#### Excerpt to read:
= Beginning of Section =

The emoji font package is essential — without it, the dashboard won't render emoji.

Pi setup: Install DinkyDash

From your local machine, copy the project files to the Pi:

rsync -az --exclude='venv' --exclude='.git' --exclude='__pycache__' \
  ./ pi@raspberrypi:/home/pi/dinkydash/

Or use the included deploy script:

./deploy_to_pi.sh

Then on the Pi, set up the virtual environment:

cd /home/pi/dinkydash
python3 -m venv venv
source venv/bin/activate
pip install -r requirements.txt

Create the .env file on the Pi:

echo "ANTHROPIC_API_KEY=sk-ant-..." > /home/pi/dinkydash/.env

Test that everything works:

python generate.py
flask run --host=0.0.0.0

Pi setup: Create the systemd service

This makes DinkyDash start automatically on boot.

Create /etc/systemd/system/dinkydash.service:

[Unit]
Description=DinkyDash Family Dashboard
After=network.target

[Service]
ExecStart=/home/pi/dinkydash/run_app.sh
User=pi
WorkingDirectory=/home/pi/dinkydash
Restart=always

[Install]
WantedBy=multi-user.target

Create /home/pi/dinkydash/run_app.sh:

#!/bin/bash
cd /home/pi/dinkydash
source venv/bin/activate
export FLASK_APP=app.py
flask run --host=0.0.0.0

Enable and start it:

chmod +x /home/pi/dinkydash/run_app.sh
sudo systemctl daemon-reload
sudo systemctl enable dinkydash.service
sudo systemctl start dinkydash.service

Pi setup: Daily generation cron job

This generates a fresh dashboard every morning at 6am:

crontab -e

Add this line:

0 6 * * * cd /home/pi/dinkydash && source venv/bin/activate && python generate.py >> generate.log 2>&1

Pi setup: Kiosk mode

This launches Chromium in fullscreen on boot so the Pi shows nothing but the dashboard.

Create /home/pi/run.sh:

#!/bin/sh
# Wait for Flask to be ready (max 60 seconds)
echo 'Waiting for DinkyDash...'
i=0
while [ $i -lt 60 ]; do
    if curl -s -o /dev/null -w '' http://localhost:5000/ 2>/dev/null; then
        echo 'Ready!'
        break
    fi
    i=$((i + 1))

= End of Section =

#### Task goal:
Using the DinkyDash setup instructions above, decide whether each statement agrees with them. For each, answer yes or no and quote the deciding words. (a) The cron job produces a new dashboard every morning at 6am. (b) The systemd service runs as the root user. (c) Kiosk mode opens Firefox in fullscreen on boot.

#### Extracted data:
= Beginning of Section =

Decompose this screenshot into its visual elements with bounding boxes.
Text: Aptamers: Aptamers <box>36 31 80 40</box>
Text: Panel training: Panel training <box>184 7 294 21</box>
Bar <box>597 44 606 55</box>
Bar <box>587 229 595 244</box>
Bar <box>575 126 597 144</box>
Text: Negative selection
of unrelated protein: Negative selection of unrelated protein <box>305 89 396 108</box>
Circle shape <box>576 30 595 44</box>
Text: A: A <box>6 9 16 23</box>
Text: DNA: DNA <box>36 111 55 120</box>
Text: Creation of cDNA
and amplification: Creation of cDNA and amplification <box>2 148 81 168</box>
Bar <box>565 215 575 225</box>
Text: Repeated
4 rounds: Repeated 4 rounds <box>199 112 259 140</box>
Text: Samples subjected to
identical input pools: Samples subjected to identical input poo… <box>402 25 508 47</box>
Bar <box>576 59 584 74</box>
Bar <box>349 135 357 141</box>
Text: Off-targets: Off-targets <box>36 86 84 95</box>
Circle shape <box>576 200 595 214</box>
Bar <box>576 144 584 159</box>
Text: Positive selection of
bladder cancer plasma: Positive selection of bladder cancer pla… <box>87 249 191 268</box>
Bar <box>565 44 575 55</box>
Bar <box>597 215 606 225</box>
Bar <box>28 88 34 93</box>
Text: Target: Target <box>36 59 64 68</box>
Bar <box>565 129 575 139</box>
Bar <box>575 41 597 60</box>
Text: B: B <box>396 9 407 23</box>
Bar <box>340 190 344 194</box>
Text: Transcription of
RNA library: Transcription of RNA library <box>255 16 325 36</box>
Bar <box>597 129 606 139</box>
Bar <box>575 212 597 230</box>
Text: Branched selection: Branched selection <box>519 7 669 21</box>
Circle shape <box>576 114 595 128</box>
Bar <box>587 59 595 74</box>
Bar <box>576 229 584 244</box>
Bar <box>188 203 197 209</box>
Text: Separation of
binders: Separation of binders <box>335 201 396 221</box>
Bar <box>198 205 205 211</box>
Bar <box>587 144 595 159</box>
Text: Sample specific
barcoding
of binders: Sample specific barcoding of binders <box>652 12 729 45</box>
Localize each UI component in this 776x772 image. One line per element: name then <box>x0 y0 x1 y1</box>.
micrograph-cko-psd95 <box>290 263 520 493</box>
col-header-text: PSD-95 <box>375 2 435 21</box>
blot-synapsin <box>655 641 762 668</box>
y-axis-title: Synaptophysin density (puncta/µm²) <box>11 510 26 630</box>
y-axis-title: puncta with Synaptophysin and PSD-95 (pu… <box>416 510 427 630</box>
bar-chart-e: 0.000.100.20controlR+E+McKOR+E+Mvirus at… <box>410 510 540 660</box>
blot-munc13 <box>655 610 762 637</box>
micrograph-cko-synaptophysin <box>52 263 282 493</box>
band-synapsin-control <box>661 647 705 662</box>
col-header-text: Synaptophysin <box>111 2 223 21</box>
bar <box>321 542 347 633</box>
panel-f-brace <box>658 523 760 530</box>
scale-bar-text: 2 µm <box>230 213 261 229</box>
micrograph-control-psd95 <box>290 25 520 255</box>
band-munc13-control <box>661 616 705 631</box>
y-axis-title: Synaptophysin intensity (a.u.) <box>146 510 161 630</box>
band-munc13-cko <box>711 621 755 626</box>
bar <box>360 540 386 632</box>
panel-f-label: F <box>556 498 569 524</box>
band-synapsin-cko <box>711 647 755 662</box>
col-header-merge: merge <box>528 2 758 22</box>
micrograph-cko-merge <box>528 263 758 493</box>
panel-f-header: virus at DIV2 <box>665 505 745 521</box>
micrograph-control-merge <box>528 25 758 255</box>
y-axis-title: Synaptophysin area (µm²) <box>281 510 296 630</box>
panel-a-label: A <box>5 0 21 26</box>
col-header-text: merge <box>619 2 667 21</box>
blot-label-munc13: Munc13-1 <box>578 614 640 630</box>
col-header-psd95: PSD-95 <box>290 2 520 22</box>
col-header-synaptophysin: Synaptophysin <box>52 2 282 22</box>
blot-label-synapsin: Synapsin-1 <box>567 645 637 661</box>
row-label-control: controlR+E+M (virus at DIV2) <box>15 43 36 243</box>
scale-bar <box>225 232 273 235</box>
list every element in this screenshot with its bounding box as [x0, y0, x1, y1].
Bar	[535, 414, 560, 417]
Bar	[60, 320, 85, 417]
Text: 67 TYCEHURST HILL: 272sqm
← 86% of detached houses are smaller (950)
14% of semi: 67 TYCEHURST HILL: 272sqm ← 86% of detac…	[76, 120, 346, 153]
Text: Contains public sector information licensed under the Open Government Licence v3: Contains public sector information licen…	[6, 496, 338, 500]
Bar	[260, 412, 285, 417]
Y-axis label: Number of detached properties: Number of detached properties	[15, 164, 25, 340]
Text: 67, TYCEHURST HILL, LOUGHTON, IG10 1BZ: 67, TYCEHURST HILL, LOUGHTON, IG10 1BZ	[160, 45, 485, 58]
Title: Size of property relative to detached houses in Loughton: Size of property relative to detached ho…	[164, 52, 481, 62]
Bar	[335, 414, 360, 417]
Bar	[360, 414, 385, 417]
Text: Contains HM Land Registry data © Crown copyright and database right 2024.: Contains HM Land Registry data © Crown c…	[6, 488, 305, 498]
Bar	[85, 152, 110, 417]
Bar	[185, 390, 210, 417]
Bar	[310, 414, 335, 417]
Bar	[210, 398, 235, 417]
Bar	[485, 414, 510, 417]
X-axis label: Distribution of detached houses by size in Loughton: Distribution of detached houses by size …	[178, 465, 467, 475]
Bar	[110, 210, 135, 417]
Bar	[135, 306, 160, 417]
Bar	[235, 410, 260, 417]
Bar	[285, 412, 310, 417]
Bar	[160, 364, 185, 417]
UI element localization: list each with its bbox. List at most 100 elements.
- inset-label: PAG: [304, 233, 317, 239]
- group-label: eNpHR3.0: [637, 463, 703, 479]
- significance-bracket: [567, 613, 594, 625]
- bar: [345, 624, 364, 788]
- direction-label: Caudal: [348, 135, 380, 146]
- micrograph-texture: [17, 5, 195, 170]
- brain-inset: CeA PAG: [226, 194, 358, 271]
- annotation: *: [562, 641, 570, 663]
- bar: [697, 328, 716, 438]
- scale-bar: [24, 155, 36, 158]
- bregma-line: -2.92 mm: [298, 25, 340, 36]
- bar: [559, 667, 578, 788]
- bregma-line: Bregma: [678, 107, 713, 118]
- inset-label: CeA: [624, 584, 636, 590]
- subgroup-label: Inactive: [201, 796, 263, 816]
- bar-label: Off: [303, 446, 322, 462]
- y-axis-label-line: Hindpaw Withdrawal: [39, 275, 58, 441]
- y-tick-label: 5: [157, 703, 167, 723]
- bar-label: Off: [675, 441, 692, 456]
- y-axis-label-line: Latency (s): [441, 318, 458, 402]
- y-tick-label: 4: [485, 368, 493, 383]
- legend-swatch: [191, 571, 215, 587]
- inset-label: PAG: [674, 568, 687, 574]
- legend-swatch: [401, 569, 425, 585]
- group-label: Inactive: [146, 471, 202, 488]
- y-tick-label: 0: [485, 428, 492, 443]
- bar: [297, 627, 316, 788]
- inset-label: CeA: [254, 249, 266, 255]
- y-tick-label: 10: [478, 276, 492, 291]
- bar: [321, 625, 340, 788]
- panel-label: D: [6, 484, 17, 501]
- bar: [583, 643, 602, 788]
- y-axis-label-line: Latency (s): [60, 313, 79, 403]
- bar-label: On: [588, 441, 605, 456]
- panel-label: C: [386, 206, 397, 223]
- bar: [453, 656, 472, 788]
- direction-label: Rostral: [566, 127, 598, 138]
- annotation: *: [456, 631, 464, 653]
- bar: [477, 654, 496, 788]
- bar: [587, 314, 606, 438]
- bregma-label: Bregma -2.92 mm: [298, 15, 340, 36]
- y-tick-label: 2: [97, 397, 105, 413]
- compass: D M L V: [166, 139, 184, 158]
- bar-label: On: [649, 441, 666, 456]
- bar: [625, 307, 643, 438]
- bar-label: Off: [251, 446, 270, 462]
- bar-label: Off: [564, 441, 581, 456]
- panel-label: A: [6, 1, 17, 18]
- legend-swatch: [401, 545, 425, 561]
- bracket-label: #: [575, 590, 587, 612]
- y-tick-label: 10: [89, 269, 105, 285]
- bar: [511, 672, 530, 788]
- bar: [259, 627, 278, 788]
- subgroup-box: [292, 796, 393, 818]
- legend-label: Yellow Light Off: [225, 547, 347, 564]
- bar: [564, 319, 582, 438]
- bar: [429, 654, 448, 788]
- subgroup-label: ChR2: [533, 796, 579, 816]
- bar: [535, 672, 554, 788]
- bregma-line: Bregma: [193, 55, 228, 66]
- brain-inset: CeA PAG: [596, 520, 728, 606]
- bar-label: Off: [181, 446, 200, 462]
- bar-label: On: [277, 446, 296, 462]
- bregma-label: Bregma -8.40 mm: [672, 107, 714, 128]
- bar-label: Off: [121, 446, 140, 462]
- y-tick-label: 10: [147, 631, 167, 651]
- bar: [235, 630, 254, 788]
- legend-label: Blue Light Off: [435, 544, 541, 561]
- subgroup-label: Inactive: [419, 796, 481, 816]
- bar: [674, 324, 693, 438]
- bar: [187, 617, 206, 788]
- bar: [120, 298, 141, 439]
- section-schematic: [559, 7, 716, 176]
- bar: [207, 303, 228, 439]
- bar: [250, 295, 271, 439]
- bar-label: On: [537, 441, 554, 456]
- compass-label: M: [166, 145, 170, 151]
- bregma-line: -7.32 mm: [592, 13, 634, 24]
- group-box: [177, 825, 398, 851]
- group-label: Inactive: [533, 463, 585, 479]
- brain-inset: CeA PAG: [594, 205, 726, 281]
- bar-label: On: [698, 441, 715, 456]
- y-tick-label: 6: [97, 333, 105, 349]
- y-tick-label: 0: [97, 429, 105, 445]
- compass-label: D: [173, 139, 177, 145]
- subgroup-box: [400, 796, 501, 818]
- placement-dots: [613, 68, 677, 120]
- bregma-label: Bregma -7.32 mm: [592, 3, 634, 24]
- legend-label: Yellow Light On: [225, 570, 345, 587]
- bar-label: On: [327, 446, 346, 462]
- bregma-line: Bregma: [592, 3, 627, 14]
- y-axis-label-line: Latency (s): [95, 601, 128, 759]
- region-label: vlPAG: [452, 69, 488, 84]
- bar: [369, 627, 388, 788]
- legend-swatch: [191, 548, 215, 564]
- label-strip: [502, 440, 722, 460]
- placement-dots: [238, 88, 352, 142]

= End of Section =

#### Output for this task:
(a) Yes: "This generates a fresh dashboard every morning at 6am:"
(b) No: "User=pi"
(c) No: "This launches Chromium in fullscreen on boot so the Pi shows nothing but the dashboard."